Determine how many lines include the string "table". Output that number only.

- **Data excerpts**
<<<<

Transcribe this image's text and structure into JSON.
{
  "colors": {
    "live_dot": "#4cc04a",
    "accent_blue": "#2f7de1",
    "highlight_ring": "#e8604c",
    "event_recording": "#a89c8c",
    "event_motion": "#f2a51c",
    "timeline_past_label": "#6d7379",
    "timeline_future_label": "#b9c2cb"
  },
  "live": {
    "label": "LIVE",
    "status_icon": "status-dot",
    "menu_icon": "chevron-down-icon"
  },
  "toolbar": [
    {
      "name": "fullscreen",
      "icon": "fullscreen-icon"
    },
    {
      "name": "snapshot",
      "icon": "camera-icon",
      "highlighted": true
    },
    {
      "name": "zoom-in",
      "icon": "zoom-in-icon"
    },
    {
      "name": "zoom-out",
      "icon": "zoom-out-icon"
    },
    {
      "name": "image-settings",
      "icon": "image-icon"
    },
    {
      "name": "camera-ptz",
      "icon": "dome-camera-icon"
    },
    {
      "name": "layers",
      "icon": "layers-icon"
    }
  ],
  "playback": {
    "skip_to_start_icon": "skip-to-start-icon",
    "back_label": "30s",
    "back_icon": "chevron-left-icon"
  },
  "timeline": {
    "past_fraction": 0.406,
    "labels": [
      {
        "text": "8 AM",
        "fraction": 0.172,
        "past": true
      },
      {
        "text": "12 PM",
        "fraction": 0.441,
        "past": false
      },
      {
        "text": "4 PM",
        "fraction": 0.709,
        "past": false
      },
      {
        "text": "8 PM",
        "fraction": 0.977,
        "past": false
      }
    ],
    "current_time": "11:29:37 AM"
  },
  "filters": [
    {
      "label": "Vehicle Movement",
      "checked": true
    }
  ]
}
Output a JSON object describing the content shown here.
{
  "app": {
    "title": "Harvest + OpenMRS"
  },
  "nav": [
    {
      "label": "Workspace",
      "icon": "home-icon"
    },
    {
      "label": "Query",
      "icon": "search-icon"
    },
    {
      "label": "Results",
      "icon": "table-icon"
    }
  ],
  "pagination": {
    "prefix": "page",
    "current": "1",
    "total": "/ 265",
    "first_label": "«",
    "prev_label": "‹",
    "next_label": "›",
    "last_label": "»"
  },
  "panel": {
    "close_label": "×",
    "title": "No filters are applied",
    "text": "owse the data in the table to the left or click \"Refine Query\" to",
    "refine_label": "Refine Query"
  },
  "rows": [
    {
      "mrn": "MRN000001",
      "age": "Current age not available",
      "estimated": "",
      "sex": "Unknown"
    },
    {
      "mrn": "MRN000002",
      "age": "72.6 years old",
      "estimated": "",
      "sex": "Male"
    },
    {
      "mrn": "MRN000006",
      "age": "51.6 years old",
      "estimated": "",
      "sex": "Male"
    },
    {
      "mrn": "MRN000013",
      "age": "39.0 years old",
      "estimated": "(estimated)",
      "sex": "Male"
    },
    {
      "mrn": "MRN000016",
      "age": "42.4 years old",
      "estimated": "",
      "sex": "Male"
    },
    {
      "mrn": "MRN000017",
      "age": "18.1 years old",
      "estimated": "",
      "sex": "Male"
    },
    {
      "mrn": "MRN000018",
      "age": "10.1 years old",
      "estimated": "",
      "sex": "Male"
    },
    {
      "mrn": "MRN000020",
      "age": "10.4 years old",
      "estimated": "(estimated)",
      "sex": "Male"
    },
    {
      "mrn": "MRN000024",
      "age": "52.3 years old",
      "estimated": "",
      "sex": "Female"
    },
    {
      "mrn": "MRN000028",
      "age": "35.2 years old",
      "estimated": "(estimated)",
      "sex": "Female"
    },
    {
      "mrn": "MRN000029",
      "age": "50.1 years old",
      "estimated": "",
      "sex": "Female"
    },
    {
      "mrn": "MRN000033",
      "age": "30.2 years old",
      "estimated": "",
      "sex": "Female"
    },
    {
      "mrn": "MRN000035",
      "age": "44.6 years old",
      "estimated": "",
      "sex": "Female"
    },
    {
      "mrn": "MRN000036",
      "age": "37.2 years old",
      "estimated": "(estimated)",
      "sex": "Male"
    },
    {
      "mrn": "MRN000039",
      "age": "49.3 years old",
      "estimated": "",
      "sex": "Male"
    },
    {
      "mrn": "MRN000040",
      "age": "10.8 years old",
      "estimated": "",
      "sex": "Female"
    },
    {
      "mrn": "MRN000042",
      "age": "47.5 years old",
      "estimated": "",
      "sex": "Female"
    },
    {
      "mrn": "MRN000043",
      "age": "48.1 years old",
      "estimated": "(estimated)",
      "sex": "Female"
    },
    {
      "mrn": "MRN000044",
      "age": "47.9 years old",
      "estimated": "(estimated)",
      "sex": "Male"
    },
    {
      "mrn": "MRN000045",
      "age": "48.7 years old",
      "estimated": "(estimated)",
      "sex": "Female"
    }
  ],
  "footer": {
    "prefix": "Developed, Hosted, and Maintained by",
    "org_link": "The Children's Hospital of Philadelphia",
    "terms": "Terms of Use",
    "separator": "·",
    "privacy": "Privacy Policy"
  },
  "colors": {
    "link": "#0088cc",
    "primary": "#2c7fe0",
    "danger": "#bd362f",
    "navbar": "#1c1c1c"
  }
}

>>>>

- **Answer below**
2